→ **Task brief**
Write out all of the records precisely. Skip anything that is a picture.

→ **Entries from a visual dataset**
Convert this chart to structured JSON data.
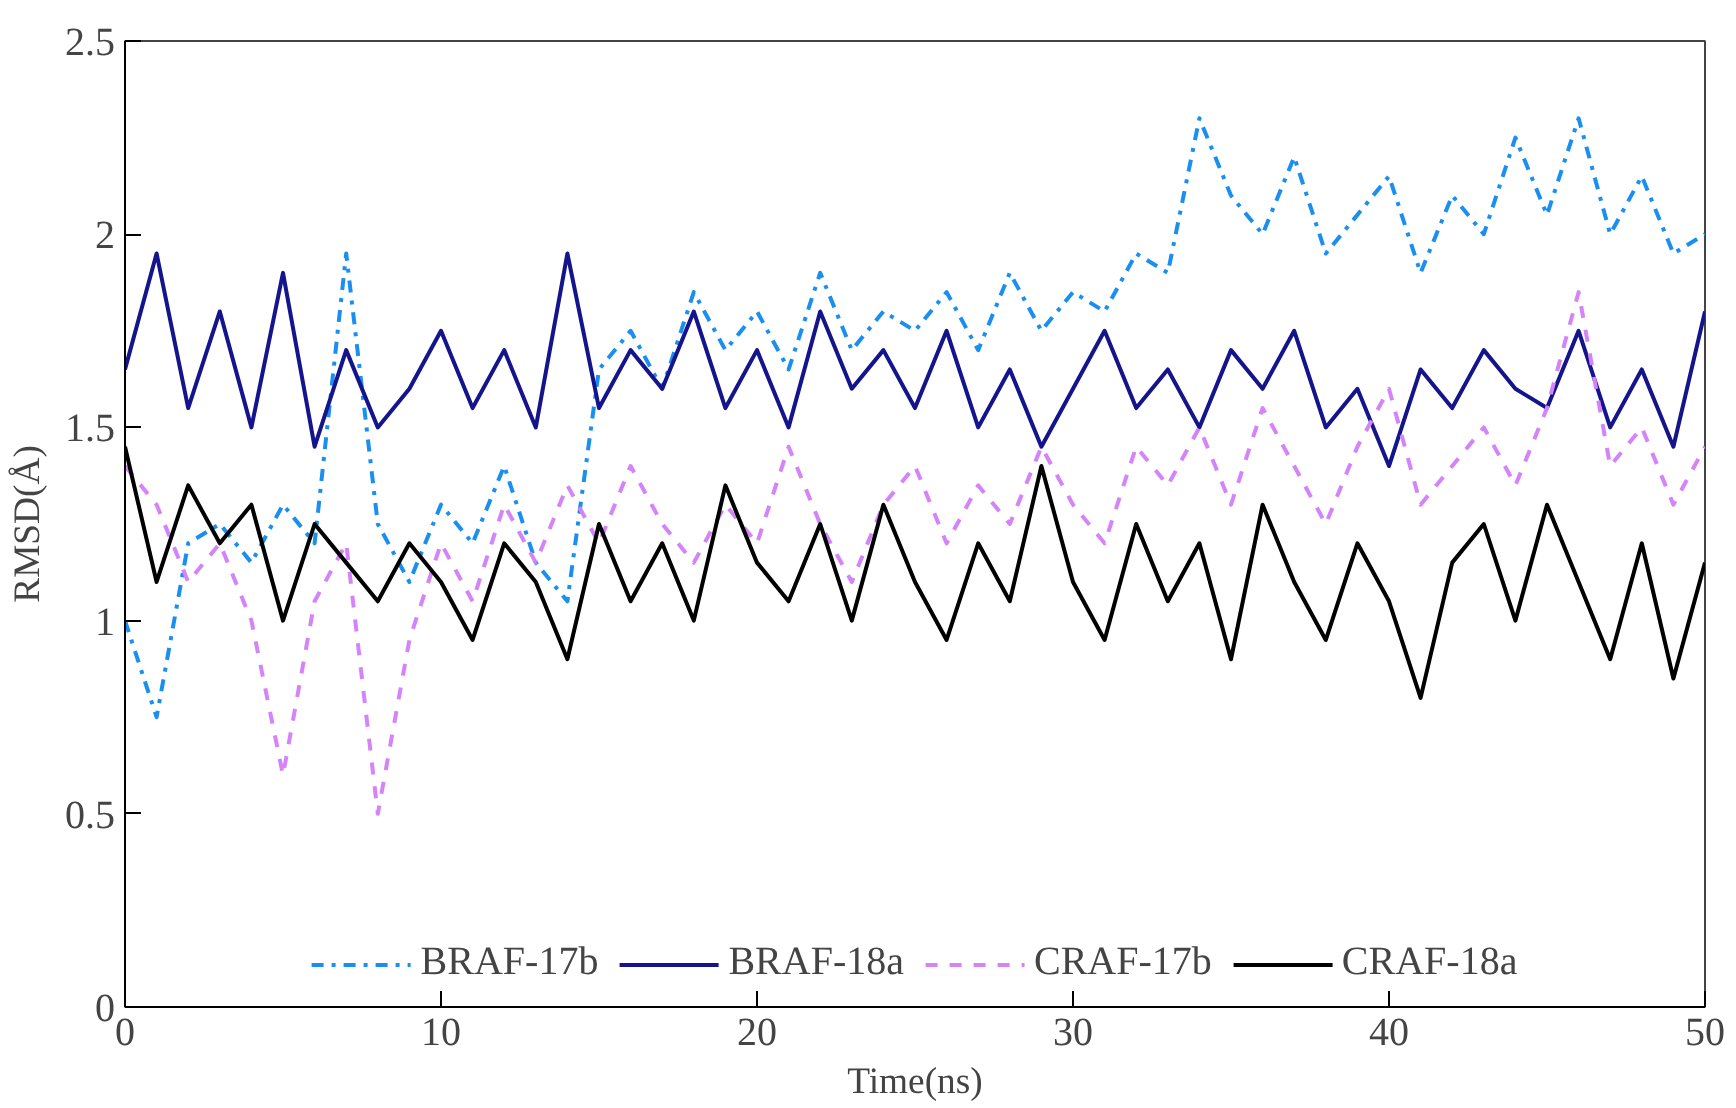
{
  "chart_data": {
    "type": "line",
    "xlabel": "Time(ns)",
    "ylabel": "RMSD(Å)",
    "x": [
      0,
      1,
      2,
      3,
      4,
      5,
      6,
      7,
      8,
      9,
      10,
      11,
      12,
      13,
      14,
      15,
      16,
      17,
      18,
      19,
      20,
      21,
      22,
      23,
      24,
      25,
      26,
      27,
      28,
      29,
      30,
      31,
      32,
      33,
      34,
      35,
      36,
      37,
      38,
      39,
      40,
      41,
      42,
      43,
      44,
      45,
      46,
      47,
      48,
      49,
      50
    ],
    "series": [
      {
        "name": "BRAF-17b",
        "color": "#1a8ff0",
        "line_style": "dashdot",
        "values": [
          1.0,
          0.75,
          1.2,
          1.25,
          1.15,
          1.3,
          1.2,
          1.95,
          1.25,
          1.1,
          1.3,
          1.2,
          1.4,
          1.15,
          1.05,
          1.65,
          1.75,
          1.6,
          1.85,
          1.7,
          1.8,
          1.65,
          1.9,
          1.7,
          1.8,
          1.75,
          1.85,
          1.7,
          1.9,
          1.75,
          1.85,
          1.8,
          1.95,
          1.9,
          2.3,
          2.1,
          2.0,
          2.2,
          1.95,
          2.05,
          2.15,
          1.9,
          2.1,
          2.0,
          2.25,
          2.05,
          2.3,
          2.0,
          2.15,
          1.95,
          2.0
        ]
      },
      {
        "name": "BRAF-18a",
        "color": "#14148c",
        "line_style": "solid",
        "values": [
          1.65,
          1.95,
          1.55,
          1.8,
          1.5,
          1.9,
          1.45,
          1.7,
          1.5,
          1.6,
          1.75,
          1.55,
          1.7,
          1.5,
          1.95,
          1.55,
          1.7,
          1.6,
          1.8,
          1.55,
          1.7,
          1.5,
          1.8,
          1.6,
          1.7,
          1.55,
          1.75,
          1.5,
          1.65,
          1.45,
          1.6,
          1.75,
          1.55,
          1.65,
          1.5,
          1.7,
          1.6,
          1.75,
          1.5,
          1.6,
          1.4,
          1.65,
          1.55,
          1.7,
          1.6,
          1.55,
          1.75,
          1.5,
          1.65,
          1.45,
          1.8
        ]
      },
      {
        "name": "CRAF-17b",
        "color": "#d484f8",
        "line_style": "dashed",
        "values": [
          1.4,
          1.3,
          1.1,
          1.2,
          1.0,
          0.6,
          1.05,
          1.2,
          0.5,
          0.95,
          1.2,
          1.05,
          1.3,
          1.15,
          1.35,
          1.2,
          1.4,
          1.25,
          1.15,
          1.3,
          1.2,
          1.45,
          1.25,
          1.1,
          1.3,
          1.4,
          1.2,
          1.35,
          1.25,
          1.45,
          1.3,
          1.2,
          1.45,
          1.35,
          1.5,
          1.3,
          1.55,
          1.4,
          1.25,
          1.45,
          1.6,
          1.3,
          1.4,
          1.5,
          1.35,
          1.55,
          1.85,
          1.4,
          1.5,
          1.3,
          1.45
        ]
      },
      {
        "name": "CRAF-18a",
        "color": "#000000",
        "line_style": "solid",
        "values": [
          1.45,
          1.1,
          1.35,
          1.2,
          1.3,
          1.0,
          1.25,
          1.15,
          1.05,
          1.2,
          1.1,
          0.95,
          1.2,
          1.1,
          0.9,
          1.25,
          1.05,
          1.2,
          1.0,
          1.35,
          1.15,
          1.05,
          1.25,
          1.0,
          1.3,
          1.1,
          0.95,
          1.2,
          1.05,
          1.4,
          1.1,
          0.95,
          1.25,
          1.05,
          1.2,
          0.9,
          1.3,
          1.1,
          0.95,
          1.2,
          1.05,
          0.8,
          1.15,
          1.25,
          1.0,
          1.3,
          1.1,
          0.9,
          1.2,
          0.85,
          1.15
        ]
      }
    ],
    "xlim": [
      0,
      50
    ],
    "xticks": [
      0,
      10,
      20,
      30,
      40,
      50
    ],
    "ylim": [
      0,
      2.5
    ],
    "yticks": [
      0,
      0.5,
      1,
      1.5,
      2,
      2.5
    ],
    "legend": "bottom",
    "grid": false
  }
}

→ **Solution**
Convert this chart to structured JSON data.
{
  "chart_data": {
    "type": "line",
    "xlabel": "Time(ns)",
    "ylabel": "RMSD(Å)",
    "x": [
      0,
      1,
      2,
      3,
      4,
      5,
      6,
      7,
      8,
      9,
      10,
      11,
      12,
      13,
      14,
      15,
      16,
      17,
      18,
      19,
      20,
      21,
      22,
      23,
      24,
      25,
      26,
      27,
      28,
      29,
      30,
      31,
      32,
      33,
      34,
      35,
      36,
      37,
      38,
      39,
      40,
      41,
      42,
      43,
      44,
      45,
      46,
      47,
      48,
      49,
      50
    ],
    "series": [
      {
        "name": "BRAF-17b",
        "color": "#1a8ff0",
        "line_style": "dashdot",
        "values": [
          1.0,
          0.75,
          1.2,
          1.25,
          1.15,
          1.3,
          1.2,
          1.95,
          1.25,
          1.1,
          1.3,
          1.2,
          1.4,
          1.15,
          1.05,
          1.65,
          1.75,
          1.6,
          1.85,
          1.7,
          1.8,
          1.65,
          1.9,
          1.7,
          1.8,
          1.75,
          1.85,
          1.7,
          1.9,
          1.75,
          1.85,
          1.8,
          1.95,
          1.9,
          2.3,
          2.1,
          2.0,
          2.2,
          1.95,
          2.05,
          2.15,
          1.9,
          2.1,
          2.0,
          2.25,
          2.05,
          2.3,
          2.0,
          2.15,
          1.95,
          2.0
        ]
      },
      {
        "name": "BRAF-18a",
        "color": "#14148c",
        "line_style": "solid",
        "values": [
          1.65,
          1.95,
          1.55,
          1.8,
          1.5,
          1.9,
          1.45,
          1.7,
          1.5,
          1.6,
          1.75,
          1.55,
          1.7,
          1.5,
          1.95,
          1.55,
          1.7,
          1.6,
          1.8,
          1.55,
          1.7,
          1.5,
          1.8,
          1.6,
          1.7,
          1.55,
          1.75,
          1.5,
          1.65,
          1.45,
          1.6,
          1.75,
          1.55,
          1.65,
          1.5,
          1.7,
          1.6,
          1.75,
          1.5,
          1.6,
          1.4,
          1.65,
          1.55,
          1.7,
          1.6,
          1.55,
          1.75,
          1.5,
          1.65,
          1.45,
          1.8
        ]
      },
      {
        "name": "CRAF-17b",
        "color": "#d484f8",
        "line_style": "dashed",
        "values": [
          1.4,
          1.3,
          1.1,
          1.2,
          1.0,
          0.6,
          1.05,
          1.2,
          0.5,
          0.95,
          1.2,
          1.05,
          1.3,
          1.15,
          1.35,
          1.2,
          1.4,
          1.25,
          1.15,
          1.3,
          1.2,
          1.45,
          1.25,
          1.1,
          1.3,
          1.4,
          1.2,
          1.35,
          1.25,
          1.45,
          1.3,
          1.2,
          1.45,
          1.35,
          1.5,
          1.3,
          1.55,
          1.4,
          1.25,
          1.45,
          1.6,
          1.3,
          1.4,
          1.5,
          1.35,
          1.55,
          1.85,
          1.4,
          1.5,
          1.3,
          1.45
        ]
      },
      {
        "name": "CRAF-18a",
        "color": "#000000",
        "line_style": "solid",
        "values": [
          1.45,
          1.1,
          1.35,
          1.2,
          1.3,
          1.0,
          1.25,
          1.15,
          1.05,
          1.2,
          1.1,
          0.95,
          1.2,
          1.1,
          0.9,
          1.25,
          1.05,
          1.2,
          1.0,
          1.35,
          1.15,
          1.05,
          1.25,
          1.0,
          1.3,
          1.1,
          0.95,
          1.2,
          1.05,
          1.4,
          1.1,
          0.95,
          1.25,
          1.05,
          1.2,
          0.9,
          1.3,
          1.1,
          0.95,
          1.2,
          1.05,
          0.8,
          1.15,
          1.25,
          1.0,
          1.3,
          1.1,
          0.9,
          1.2,
          0.85,
          1.15
        ]
      }
    ],
    "xlim": [
      0,
      50
    ],
    "xticks": [
      0,
      10,
      20,
      30,
      40,
      50
    ],
    "ylim": [
      0,
      2.5
    ],
    "yticks": [
      0,
      0.5,
      1,
      1.5,
      2,
      2.5
    ],
    "legend": "bottom",
    "grid": false
  }
}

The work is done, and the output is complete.